(Entries from a visual dataset)
-- BEGIN --
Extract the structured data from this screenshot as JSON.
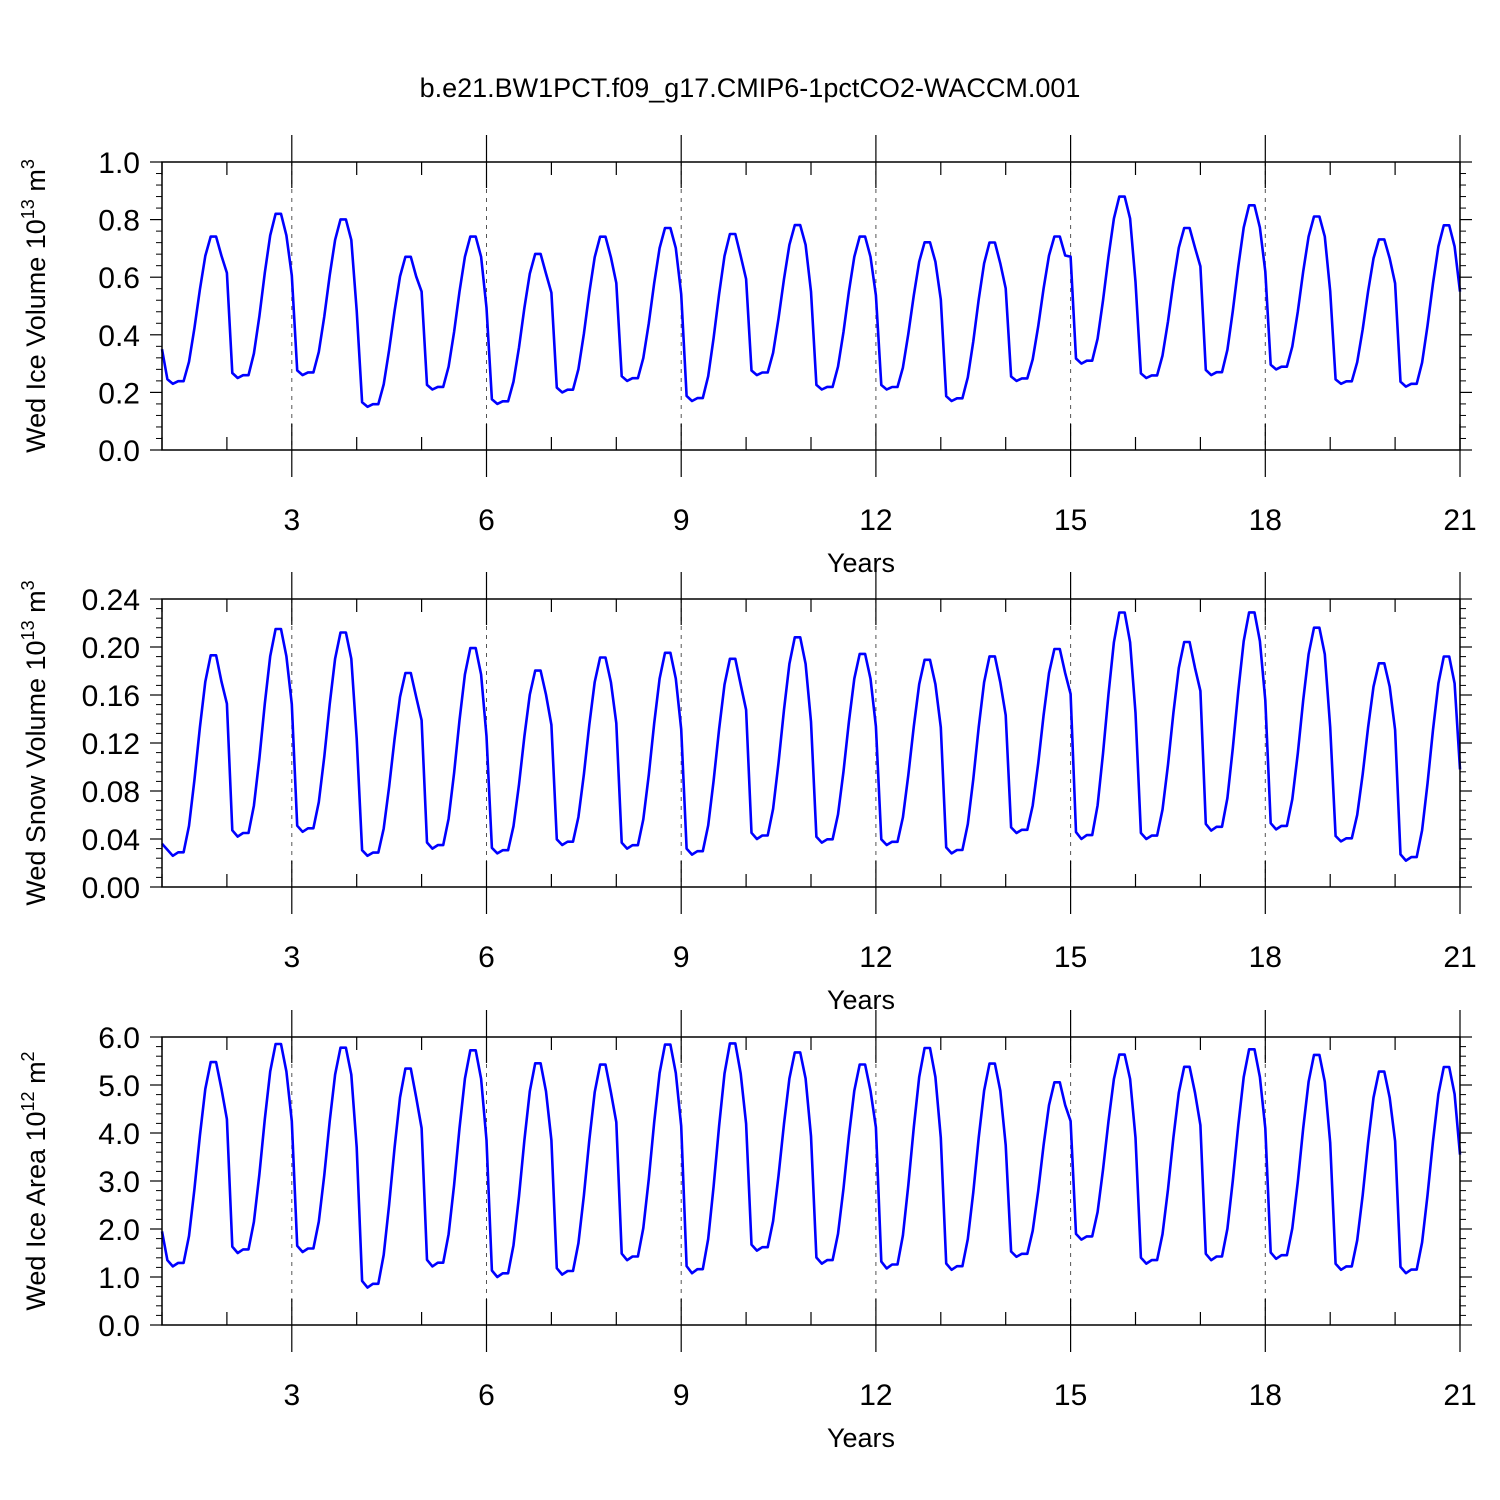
{
  "figure": {
    "title": "b.e21.BW1PCT.f09_g17.CMIP6-1pctCO2-WACCM.001"
  },
  "chart_data": [
    {
      "type": "line",
      "ylabel": "Wed Ice Volume",
      "ylabel_unit_base": "10",
      "ylabel_unit_exp": "13",
      "ylabel_unit_dim": "m",
      "ylabel_unit_dim_exp": "3",
      "xlabel": "Years",
      "xlim": [
        1,
        21
      ],
      "ylim": [
        0.0,
        1.0
      ],
      "xticks": [
        3,
        6,
        9,
        12,
        15,
        18,
        21
      ],
      "xtick_labels": [
        "3",
        "6",
        "9",
        "12",
        "15",
        "18",
        "21"
      ],
      "yticks": [
        0.0,
        0.2,
        0.4,
        0.6,
        0.8,
        1.0
      ],
      "ytick_labels": [
        "0.0",
        "0.2",
        "0.4",
        "0.6",
        "0.8",
        "1.0"
      ],
      "grid": "vertical dashed at labeled x ticks",
      "line_color": "#0000ff",
      "series": [
        {
          "seasonal_max": [
            0.75,
            0.83,
            0.81,
            0.68,
            0.75,
            0.69,
            0.75,
            0.78,
            0.76,
            0.79,
            0.75,
            0.73,
            0.73,
            0.75,
            0.89,
            0.78,
            0.86,
            0.82,
            0.74,
            0.79
          ],
          "seasonal_min": [
            0.23,
            0.25,
            0.26,
            0.15,
            0.21,
            0.16,
            0.2,
            0.24,
            0.17,
            0.26,
            0.21,
            0.21,
            0.17,
            0.24,
            0.3,
            0.25,
            0.26,
            0.28,
            0.23,
            0.22
          ],
          "start_value": 0.35,
          "end_value": 0.55
        }
      ]
    },
    {
      "type": "line",
      "ylabel": "Wed Snow Volume",
      "ylabel_unit_base": "10",
      "ylabel_unit_exp": "13",
      "ylabel_unit_dim": "m",
      "ylabel_unit_dim_exp": "3",
      "xlabel": "Years",
      "xlim": [
        1,
        21
      ],
      "ylim": [
        0.0,
        0.24
      ],
      "xticks": [
        3,
        6,
        9,
        12,
        15,
        18,
        21
      ],
      "xtick_labels": [
        "3",
        "6",
        "9",
        "12",
        "15",
        "18",
        "21"
      ],
      "yticks": [
        0.0,
        0.04,
        0.08,
        0.12,
        0.16,
        0.2,
        0.24
      ],
      "ytick_labels": [
        "0.00",
        "0.04",
        "0.08",
        "0.12",
        "0.16",
        "0.20",
        "0.24"
      ],
      "grid": "vertical dashed at labeled x ticks",
      "line_color": "#0000ff",
      "series": [
        {
          "seasonal_max": [
            0.196,
            0.218,
            0.215,
            0.181,
            0.202,
            0.183,
            0.194,
            0.198,
            0.193,
            0.211,
            0.197,
            0.192,
            0.195,
            0.201,
            0.232,
            0.207,
            0.232,
            0.219,
            0.189,
            0.195
          ],
          "seasonal_min": [
            0.026,
            0.042,
            0.046,
            0.026,
            0.032,
            0.028,
            0.035,
            0.032,
            0.027,
            0.04,
            0.037,
            0.035,
            0.028,
            0.045,
            0.04,
            0.04,
            0.047,
            0.048,
            0.038,
            0.022
          ],
          "start_value": 0.036,
          "end_value": 0.098
        }
      ]
    },
    {
      "type": "line",
      "ylabel": "Wed Ice Area",
      "ylabel_unit_base": "10",
      "ylabel_unit_exp": "12",
      "ylabel_unit_dim": "m",
      "ylabel_unit_dim_exp": "2",
      "xlabel": "Years",
      "xlim": [
        1,
        21
      ],
      "ylim": [
        0.0,
        6.0
      ],
      "xticks": [
        3,
        6,
        9,
        12,
        15,
        18,
        21
      ],
      "xtick_labels": [
        "3",
        "6",
        "9",
        "12",
        "15",
        "18",
        "21"
      ],
      "yticks": [
        0.0,
        1.0,
        2.0,
        3.0,
        4.0,
        5.0,
        6.0
      ],
      "ytick_labels": [
        "0.0",
        "1.0",
        "2.0",
        "3.0",
        "4.0",
        "5.0",
        "6.0"
      ],
      "grid": "vertical dashed at labeled x ticks",
      "line_color": "#0000ff",
      "series": [
        {
          "seasonal_max": [
            5.55,
            5.93,
            5.85,
            5.42,
            5.8,
            5.53,
            5.5,
            5.92,
            5.95,
            5.75,
            5.5,
            5.85,
            5.52,
            5.12,
            5.7,
            5.45,
            5.82,
            5.7,
            5.35,
            5.45
          ],
          "seasonal_min": [
            1.22,
            1.5,
            1.52,
            0.78,
            1.22,
            1.0,
            1.05,
            1.35,
            1.08,
            1.55,
            1.28,
            1.18,
            1.15,
            1.42,
            1.78,
            1.28,
            1.35,
            1.38,
            1.15,
            1.08
          ],
          "start_value": 1.95,
          "end_value": 3.55
        }
      ]
    }
  ]
}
-- END --
* [STATED GOAL]: Give only the number of lines in the entries that contain "Volume".

* [FINISHED EXERCISE]: 2